#### [SUPPLIED INFORMATION]
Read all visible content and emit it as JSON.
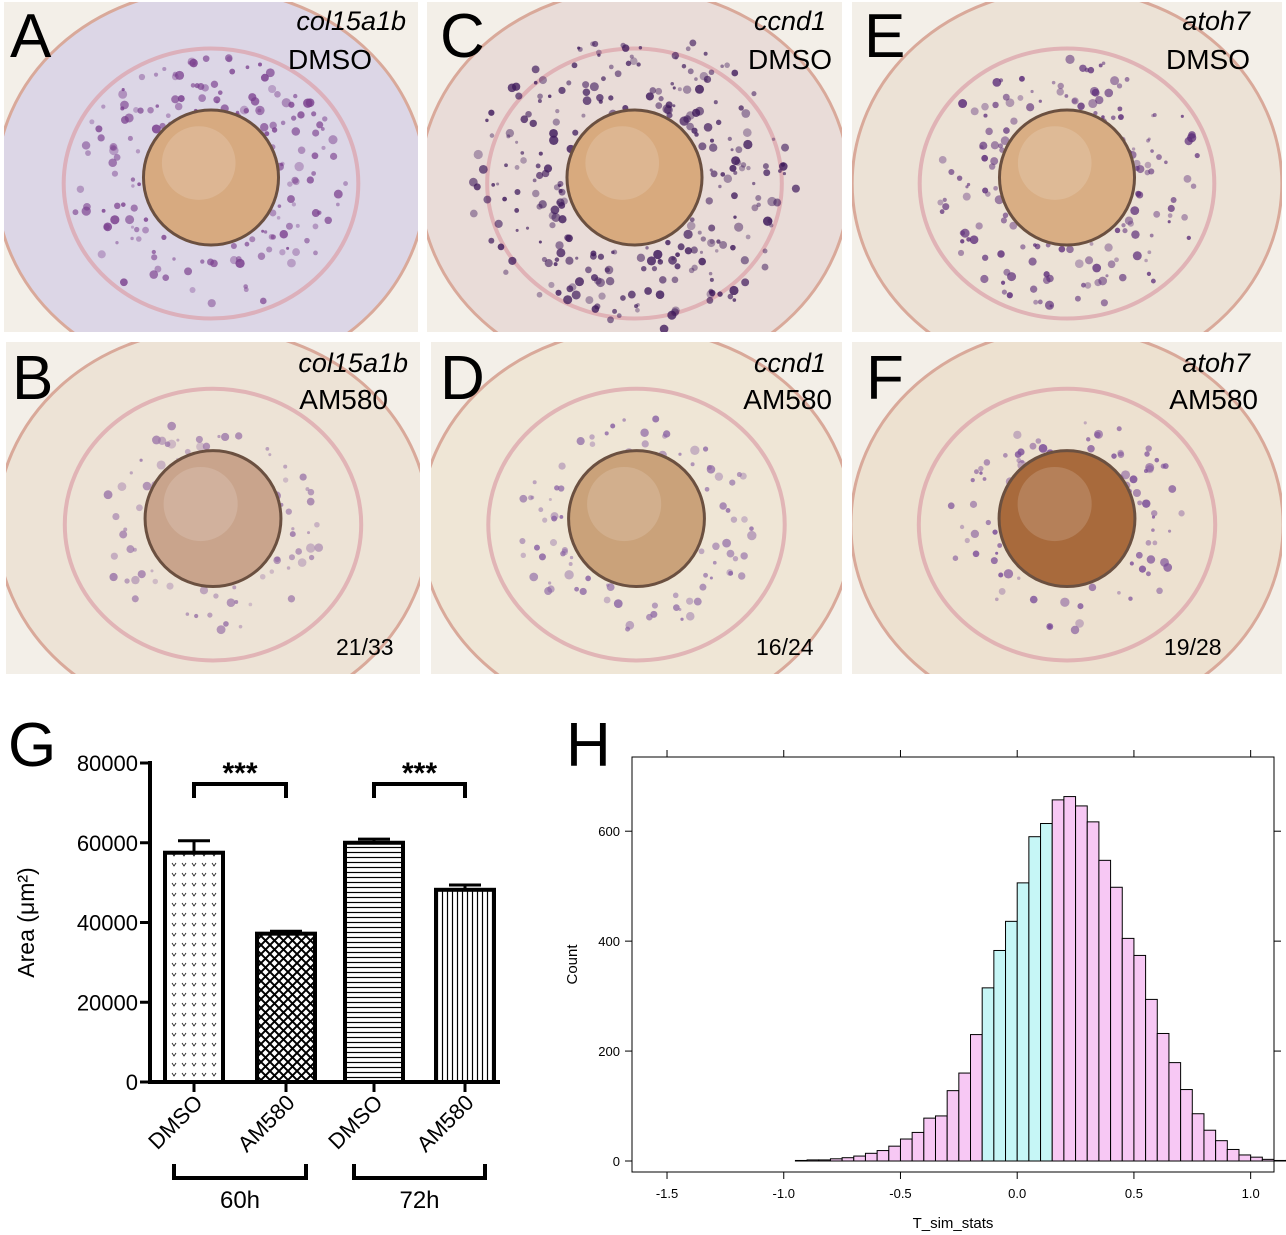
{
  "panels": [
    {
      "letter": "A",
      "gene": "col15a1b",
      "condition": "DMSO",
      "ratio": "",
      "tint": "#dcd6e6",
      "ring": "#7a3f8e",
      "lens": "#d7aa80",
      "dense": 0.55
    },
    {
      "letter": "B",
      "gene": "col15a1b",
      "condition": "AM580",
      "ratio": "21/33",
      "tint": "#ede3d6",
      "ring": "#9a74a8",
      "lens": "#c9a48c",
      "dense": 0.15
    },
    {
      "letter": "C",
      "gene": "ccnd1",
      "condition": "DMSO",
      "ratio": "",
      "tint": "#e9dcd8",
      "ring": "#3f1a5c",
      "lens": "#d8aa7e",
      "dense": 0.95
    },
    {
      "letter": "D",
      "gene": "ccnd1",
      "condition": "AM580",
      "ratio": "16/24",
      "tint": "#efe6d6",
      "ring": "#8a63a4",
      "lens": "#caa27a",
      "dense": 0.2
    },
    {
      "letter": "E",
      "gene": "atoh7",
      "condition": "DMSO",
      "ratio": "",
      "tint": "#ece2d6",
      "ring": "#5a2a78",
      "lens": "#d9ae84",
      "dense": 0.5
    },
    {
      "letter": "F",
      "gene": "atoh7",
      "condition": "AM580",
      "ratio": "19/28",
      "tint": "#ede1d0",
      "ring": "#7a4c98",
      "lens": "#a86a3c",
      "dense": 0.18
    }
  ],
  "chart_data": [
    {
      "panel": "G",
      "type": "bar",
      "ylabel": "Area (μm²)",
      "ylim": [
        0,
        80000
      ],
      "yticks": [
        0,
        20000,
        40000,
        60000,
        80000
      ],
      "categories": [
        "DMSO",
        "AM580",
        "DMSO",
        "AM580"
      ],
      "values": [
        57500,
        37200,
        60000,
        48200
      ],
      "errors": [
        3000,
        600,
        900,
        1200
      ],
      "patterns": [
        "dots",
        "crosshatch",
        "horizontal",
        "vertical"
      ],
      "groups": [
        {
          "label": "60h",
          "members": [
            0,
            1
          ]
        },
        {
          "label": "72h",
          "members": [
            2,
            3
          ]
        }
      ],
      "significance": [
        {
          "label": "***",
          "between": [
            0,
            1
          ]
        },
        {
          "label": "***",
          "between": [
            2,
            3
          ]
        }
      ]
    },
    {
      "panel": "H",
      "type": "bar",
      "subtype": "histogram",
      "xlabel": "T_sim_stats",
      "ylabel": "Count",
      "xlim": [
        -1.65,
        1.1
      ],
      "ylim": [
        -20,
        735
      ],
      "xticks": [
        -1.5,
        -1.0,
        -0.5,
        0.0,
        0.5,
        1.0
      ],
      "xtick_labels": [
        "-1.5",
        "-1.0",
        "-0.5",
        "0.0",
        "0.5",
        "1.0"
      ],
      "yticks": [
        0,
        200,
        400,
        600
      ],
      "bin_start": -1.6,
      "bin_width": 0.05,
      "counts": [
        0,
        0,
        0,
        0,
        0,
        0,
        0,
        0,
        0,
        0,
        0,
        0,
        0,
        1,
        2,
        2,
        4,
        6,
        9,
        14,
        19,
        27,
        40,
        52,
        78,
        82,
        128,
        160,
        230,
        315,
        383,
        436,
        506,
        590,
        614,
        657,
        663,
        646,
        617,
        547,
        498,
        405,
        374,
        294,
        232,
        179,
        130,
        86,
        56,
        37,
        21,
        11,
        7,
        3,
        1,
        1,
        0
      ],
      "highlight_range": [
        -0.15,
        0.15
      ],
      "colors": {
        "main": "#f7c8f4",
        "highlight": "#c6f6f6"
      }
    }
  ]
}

...

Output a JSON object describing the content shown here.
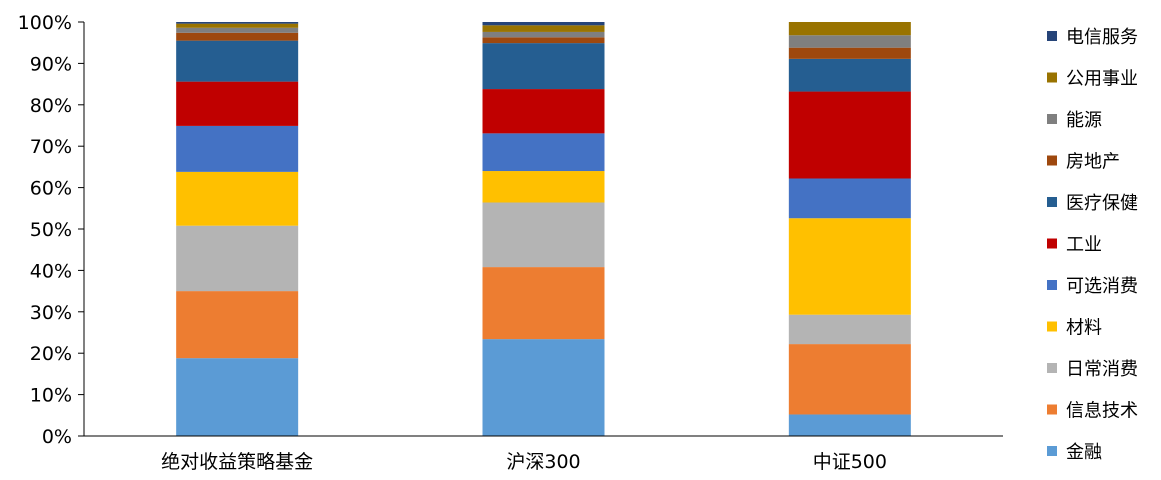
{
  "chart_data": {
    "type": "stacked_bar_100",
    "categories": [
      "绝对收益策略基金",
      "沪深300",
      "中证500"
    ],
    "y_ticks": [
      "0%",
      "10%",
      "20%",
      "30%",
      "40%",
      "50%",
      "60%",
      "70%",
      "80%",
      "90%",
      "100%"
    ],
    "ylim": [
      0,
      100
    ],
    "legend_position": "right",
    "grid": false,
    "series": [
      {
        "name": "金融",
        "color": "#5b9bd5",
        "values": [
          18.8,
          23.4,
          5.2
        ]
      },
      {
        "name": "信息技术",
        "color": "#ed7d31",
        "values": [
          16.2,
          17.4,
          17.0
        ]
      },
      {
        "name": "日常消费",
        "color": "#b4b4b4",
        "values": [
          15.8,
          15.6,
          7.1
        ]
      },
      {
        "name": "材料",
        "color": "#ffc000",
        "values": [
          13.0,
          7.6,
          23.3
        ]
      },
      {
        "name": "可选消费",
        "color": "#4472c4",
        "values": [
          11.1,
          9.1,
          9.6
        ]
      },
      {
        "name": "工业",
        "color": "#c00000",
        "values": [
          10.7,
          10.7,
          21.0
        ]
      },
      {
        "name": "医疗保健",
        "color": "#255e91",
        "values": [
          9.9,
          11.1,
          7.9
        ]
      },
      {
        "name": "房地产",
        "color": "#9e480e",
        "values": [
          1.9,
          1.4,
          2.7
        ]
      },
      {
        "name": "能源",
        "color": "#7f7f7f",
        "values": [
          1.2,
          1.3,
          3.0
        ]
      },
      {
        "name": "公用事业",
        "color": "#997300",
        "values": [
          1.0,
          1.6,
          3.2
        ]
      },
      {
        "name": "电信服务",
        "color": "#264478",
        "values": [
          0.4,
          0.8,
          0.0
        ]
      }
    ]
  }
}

#### [EXERCISE PROMPT]
Locate the word "letter" in the records and collect each line it appears in.

#### [EXERCISE OUTPUT]
      "letter": "A",
      "letter": "B",
      "letter": "C",
      "letter": "D",
      "letter": "E",
      "letter": "F",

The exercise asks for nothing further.